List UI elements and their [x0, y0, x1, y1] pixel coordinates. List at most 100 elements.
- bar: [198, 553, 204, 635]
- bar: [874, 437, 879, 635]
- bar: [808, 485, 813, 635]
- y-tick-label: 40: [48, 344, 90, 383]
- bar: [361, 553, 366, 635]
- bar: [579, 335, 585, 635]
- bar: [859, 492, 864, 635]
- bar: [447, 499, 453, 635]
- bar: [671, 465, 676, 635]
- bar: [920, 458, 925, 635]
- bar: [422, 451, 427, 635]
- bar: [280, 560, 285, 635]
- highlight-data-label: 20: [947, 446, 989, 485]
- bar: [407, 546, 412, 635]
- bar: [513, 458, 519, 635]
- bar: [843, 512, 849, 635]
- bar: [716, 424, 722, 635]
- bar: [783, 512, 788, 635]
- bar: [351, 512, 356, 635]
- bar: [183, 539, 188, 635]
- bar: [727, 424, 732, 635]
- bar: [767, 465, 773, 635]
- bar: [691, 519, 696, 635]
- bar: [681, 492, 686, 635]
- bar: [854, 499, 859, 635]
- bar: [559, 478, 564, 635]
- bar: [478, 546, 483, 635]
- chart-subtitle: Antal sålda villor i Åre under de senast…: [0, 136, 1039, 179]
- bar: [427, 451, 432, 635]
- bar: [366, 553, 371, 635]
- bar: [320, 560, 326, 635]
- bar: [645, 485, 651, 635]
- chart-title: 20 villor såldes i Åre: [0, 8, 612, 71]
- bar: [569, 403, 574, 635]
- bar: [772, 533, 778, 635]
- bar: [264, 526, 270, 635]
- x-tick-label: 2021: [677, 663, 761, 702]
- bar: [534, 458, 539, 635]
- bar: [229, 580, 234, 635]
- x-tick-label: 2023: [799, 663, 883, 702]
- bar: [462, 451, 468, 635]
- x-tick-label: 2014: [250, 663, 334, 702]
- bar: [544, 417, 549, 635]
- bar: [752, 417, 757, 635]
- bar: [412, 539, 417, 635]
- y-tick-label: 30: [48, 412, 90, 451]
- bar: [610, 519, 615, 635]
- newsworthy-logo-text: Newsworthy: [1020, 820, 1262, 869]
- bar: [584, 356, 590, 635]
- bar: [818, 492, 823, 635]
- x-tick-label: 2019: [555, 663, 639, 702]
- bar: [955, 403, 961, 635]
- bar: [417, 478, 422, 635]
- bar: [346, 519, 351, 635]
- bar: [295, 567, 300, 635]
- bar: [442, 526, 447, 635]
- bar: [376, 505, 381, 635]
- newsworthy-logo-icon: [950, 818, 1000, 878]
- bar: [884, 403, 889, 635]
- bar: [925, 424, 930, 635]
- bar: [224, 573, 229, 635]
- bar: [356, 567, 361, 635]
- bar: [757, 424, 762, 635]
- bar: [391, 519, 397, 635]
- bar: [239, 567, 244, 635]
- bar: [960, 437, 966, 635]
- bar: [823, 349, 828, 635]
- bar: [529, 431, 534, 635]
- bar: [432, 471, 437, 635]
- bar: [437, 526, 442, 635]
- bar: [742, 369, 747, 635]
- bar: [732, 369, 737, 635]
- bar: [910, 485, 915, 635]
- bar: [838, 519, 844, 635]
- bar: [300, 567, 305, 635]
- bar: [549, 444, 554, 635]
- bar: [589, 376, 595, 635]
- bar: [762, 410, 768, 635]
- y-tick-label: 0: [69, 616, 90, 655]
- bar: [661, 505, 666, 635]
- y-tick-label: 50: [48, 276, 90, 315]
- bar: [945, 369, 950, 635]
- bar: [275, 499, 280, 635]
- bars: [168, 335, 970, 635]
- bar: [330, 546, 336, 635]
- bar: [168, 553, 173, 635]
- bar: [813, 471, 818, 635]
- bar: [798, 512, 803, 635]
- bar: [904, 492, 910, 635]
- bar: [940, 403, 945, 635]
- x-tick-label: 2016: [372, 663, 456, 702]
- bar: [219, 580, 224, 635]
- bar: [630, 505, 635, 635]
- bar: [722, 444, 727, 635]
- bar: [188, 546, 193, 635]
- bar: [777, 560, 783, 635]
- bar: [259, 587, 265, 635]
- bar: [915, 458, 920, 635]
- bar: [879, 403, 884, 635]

++++++++++++++++++++

Directions> Reproduce every item above word for word, with no changes.

Output for this task>
List UI elements and their [x0, y0, x1, y1] pixel coordinates. List at most 100 elements.
- bar: [198, 553, 204, 635]
- bar: [874, 437, 879, 635]
- bar: [808, 485, 813, 635]
- y-tick-label: 40: [48, 344, 90, 383]
- bar: [361, 553, 366, 635]
- bar: [579, 335, 585, 635]
- bar: [859, 492, 864, 635]
- bar: [447, 499, 453, 635]
- bar: [671, 465, 676, 635]
- bar: [920, 458, 925, 635]
- bar: [422, 451, 427, 635]
- bar: [280, 560, 285, 635]
- highlight-data-label: 20: [947, 446, 989, 485]
- bar: [407, 546, 412, 635]
- bar: [513, 458, 519, 635]
- bar: [843, 512, 849, 635]
- bar: [716, 424, 722, 635]
- bar: [783, 512, 788, 635]
- bar: [351, 512, 356, 635]
- bar: [183, 539, 188, 635]
- bar: [727, 424, 732, 635]
- bar: [767, 465, 773, 635]
- bar: [691, 519, 696, 635]
- bar: [681, 492, 686, 635]
- bar: [854, 499, 859, 635]
- bar: [559, 478, 564, 635]
- bar: [478, 546, 483, 635]
- chart-subtitle: Antal sålda villor i Åre under de senast…: [0, 136, 1039, 179]
- bar: [427, 451, 432, 635]
- bar: [366, 553, 371, 635]
- bar: [320, 560, 326, 635]
- bar: [645, 485, 651, 635]
- chart-title: 20 villor såldes i Åre: [0, 8, 612, 71]
- bar: [569, 403, 574, 635]
- bar: [772, 533, 778, 635]
- bar: [264, 526, 270, 635]
- x-tick-label: 2021: [677, 663, 761, 702]
- bar: [534, 458, 539, 635]
- bar: [229, 580, 234, 635]
- x-tick-label: 2023: [799, 663, 883, 702]
- bar: [462, 451, 468, 635]
- x-tick-label: 2014: [250, 663, 334, 702]
- bar: [544, 417, 549, 635]
- bar: [752, 417, 757, 635]
- bar: [412, 539, 417, 635]
- y-tick-label: 30: [48, 412, 90, 451]
- bar: [610, 519, 615, 635]
- newsworthy-logo-text: Newsworthy: [1020, 820, 1262, 869]
- bar: [584, 356, 590, 635]
- bar: [818, 492, 823, 635]
- x-tick-label: 2019: [555, 663, 639, 702]
- bar: [955, 403, 961, 635]
- bar: [417, 478, 422, 635]
- bar: [346, 519, 351, 635]
- bar: [295, 567, 300, 635]
- bar: [442, 526, 447, 635]
- bar: [376, 505, 381, 635]
- newsworthy-logo-icon: [950, 818, 1000, 878]
- bar: [884, 403, 889, 635]
- bar: [925, 424, 930, 635]
- bar: [224, 573, 229, 635]
- bar: [356, 567, 361, 635]
- bar: [757, 424, 762, 635]
- bar: [391, 519, 397, 635]
- bar: [239, 567, 244, 635]
- bar: [960, 437, 966, 635]
- bar: [823, 349, 828, 635]
- bar: [529, 431, 534, 635]
- bar: [432, 471, 437, 635]
- bar: [437, 526, 442, 635]
- bar: [742, 369, 747, 635]
- bar: [732, 369, 737, 635]
- bar: [910, 485, 915, 635]
- bar: [838, 519, 844, 635]
- bar: [300, 567, 305, 635]
- bar: [549, 444, 554, 635]
- bar: [589, 376, 595, 635]
- bar: [762, 410, 768, 635]
- y-tick-label: 0: [69, 616, 90, 655]
- bar: [661, 505, 666, 635]
- y-tick-label: 50: [48, 276, 90, 315]
- bar: [945, 369, 950, 635]
- bar: [275, 499, 280, 635]
- bars: [168, 335, 970, 635]
- bar: [330, 546, 336, 635]
- bar: [168, 553, 173, 635]
- bar: [813, 471, 818, 635]
- bar: [798, 512, 803, 635]
- bar: [904, 492, 910, 635]
- bar: [940, 403, 945, 635]
- x-tick-label: 2016: [372, 663, 456, 702]
- bar: [219, 580, 224, 635]
- bar: [630, 505, 635, 635]
- bar: [722, 444, 727, 635]
- bar: [188, 546, 193, 635]
- bar: [777, 560, 783, 635]
- bar: [259, 587, 265, 635]
- bar: [915, 458, 920, 635]
- bar: [879, 403, 884, 635]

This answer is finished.